> _Rows_

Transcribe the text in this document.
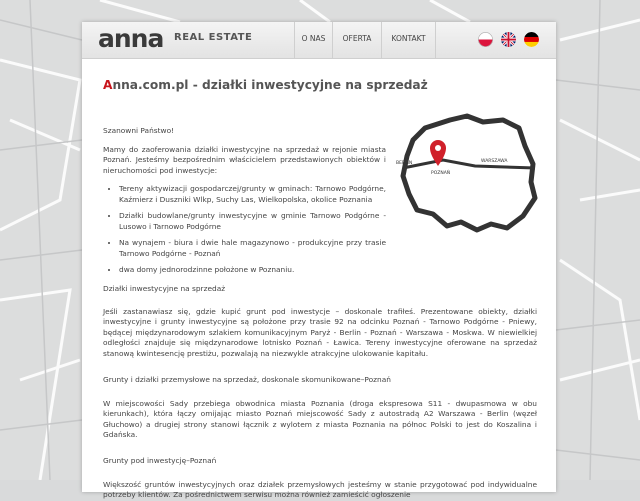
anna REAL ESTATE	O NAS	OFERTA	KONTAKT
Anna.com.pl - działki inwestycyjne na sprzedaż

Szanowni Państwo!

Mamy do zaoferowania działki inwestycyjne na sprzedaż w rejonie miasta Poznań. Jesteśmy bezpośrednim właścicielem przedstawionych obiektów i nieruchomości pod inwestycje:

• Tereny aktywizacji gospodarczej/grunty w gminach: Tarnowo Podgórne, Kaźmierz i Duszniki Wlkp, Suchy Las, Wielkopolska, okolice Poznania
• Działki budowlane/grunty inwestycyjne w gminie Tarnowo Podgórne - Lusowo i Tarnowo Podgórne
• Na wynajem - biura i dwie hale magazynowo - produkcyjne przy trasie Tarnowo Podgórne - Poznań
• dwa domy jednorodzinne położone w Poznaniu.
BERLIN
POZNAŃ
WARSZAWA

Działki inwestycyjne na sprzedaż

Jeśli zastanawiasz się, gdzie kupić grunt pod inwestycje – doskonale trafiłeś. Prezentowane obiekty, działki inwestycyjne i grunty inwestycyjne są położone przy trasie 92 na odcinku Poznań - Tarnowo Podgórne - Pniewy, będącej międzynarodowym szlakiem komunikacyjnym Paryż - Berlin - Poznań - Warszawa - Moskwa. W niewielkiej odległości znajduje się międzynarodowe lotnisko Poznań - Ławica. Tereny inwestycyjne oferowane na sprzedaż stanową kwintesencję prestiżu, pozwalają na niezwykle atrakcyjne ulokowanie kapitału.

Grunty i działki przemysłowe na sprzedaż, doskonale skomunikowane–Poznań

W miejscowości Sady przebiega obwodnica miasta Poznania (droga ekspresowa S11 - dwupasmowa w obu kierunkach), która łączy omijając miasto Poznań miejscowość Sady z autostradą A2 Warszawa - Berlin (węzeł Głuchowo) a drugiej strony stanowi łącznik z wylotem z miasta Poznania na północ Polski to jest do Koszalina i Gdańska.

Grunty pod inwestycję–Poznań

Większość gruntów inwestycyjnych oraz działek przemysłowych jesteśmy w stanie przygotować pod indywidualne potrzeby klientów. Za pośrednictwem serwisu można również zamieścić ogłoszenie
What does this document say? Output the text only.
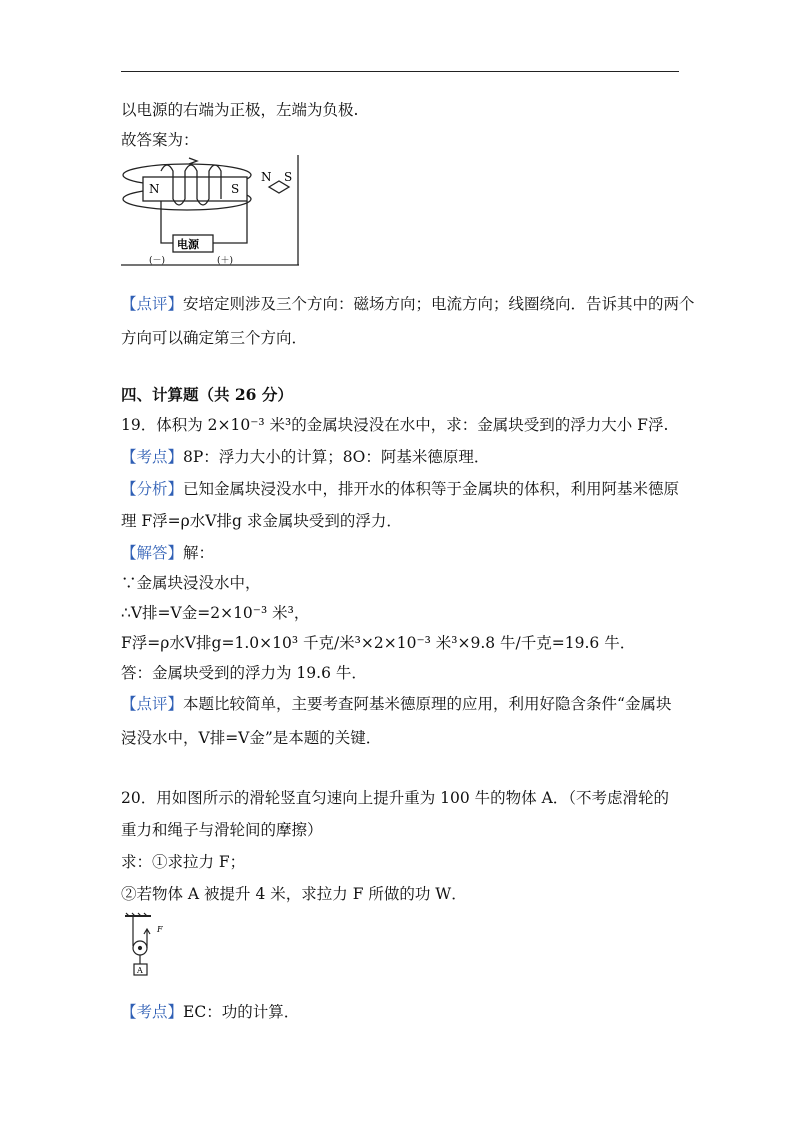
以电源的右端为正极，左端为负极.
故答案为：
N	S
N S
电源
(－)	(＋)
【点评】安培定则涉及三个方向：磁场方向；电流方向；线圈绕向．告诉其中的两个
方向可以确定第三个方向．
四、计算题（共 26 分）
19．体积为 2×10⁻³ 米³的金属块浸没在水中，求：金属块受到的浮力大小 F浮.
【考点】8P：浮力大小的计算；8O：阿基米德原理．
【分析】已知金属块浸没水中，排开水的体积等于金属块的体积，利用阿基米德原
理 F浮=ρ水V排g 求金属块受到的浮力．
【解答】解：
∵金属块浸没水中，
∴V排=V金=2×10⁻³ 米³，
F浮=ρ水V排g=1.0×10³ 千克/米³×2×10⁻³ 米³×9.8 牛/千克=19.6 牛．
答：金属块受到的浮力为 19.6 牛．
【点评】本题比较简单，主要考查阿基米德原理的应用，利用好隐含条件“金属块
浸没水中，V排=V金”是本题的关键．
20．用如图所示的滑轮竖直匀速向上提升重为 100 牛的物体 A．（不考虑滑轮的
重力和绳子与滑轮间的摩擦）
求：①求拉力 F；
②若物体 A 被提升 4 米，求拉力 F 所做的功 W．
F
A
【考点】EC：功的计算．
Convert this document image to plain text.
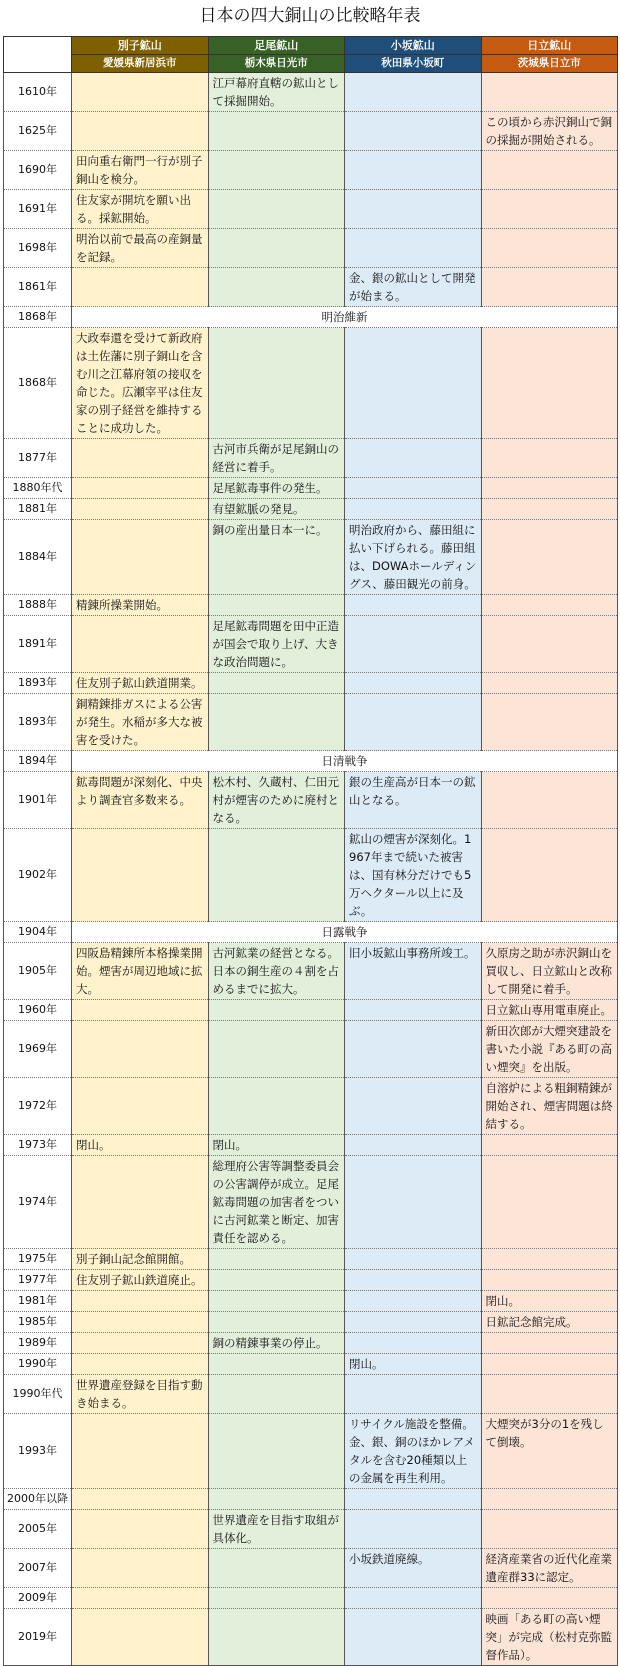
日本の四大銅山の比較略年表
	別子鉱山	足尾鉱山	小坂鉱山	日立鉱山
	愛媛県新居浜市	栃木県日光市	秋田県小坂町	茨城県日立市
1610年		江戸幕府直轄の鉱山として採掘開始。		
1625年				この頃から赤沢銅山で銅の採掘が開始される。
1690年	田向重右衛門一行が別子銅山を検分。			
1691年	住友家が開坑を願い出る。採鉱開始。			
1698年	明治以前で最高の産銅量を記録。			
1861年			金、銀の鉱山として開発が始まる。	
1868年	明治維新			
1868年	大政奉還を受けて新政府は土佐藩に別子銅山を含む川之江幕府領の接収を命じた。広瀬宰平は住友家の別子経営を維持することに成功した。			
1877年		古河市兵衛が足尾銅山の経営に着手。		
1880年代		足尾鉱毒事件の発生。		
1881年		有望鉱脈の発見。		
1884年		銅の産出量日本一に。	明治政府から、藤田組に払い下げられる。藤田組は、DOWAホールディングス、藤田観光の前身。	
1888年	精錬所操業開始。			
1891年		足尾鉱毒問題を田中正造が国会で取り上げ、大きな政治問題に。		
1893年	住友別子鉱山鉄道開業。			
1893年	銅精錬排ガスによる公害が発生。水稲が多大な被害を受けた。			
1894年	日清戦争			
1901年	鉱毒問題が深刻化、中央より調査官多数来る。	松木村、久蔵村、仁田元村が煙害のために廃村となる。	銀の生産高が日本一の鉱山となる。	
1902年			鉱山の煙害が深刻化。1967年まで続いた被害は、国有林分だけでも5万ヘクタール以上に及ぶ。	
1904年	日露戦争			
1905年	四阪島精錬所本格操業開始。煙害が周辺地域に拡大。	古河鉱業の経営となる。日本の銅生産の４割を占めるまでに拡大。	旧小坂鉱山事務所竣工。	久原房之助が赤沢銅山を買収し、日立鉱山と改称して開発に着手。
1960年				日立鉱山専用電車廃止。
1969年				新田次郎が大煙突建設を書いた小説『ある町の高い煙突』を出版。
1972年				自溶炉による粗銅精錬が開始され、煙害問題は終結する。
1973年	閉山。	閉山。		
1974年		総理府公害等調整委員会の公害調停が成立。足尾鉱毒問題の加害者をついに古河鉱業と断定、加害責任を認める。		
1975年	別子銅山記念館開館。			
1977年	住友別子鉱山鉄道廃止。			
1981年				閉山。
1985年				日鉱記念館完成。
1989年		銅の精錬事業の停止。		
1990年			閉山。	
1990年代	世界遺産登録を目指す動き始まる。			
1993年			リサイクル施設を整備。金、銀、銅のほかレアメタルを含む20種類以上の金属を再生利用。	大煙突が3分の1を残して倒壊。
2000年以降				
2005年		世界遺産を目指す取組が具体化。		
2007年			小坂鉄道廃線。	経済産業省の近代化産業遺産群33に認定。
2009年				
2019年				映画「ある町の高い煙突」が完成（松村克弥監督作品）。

> _Aim of the exercise_
Working from the listing above, pick out every line that has "Poznania" and copy it.

> _Reply_
• Tereny aktywizacji gospodarczej/grunty w gminach: Tarnowo Podgórne, Kaźmierz i Duszniki Wlkp, Suchy Las, Wielkopolska, okolice Poznania
W miejscowości Sady przebiega obwodnica miasta Poznania (droga ekspresowa S11 - dwupasmowa w obu kierunkach), która łączy omijając miasto Poznań miejscowość Sady z autostradą A2 Warszawa - Berlin (węzeł Głuchowo) a drugiej strony stanowi łącznik z wylotem z miasta Poznania na północ Polski to jest do Koszalina i Gdańska.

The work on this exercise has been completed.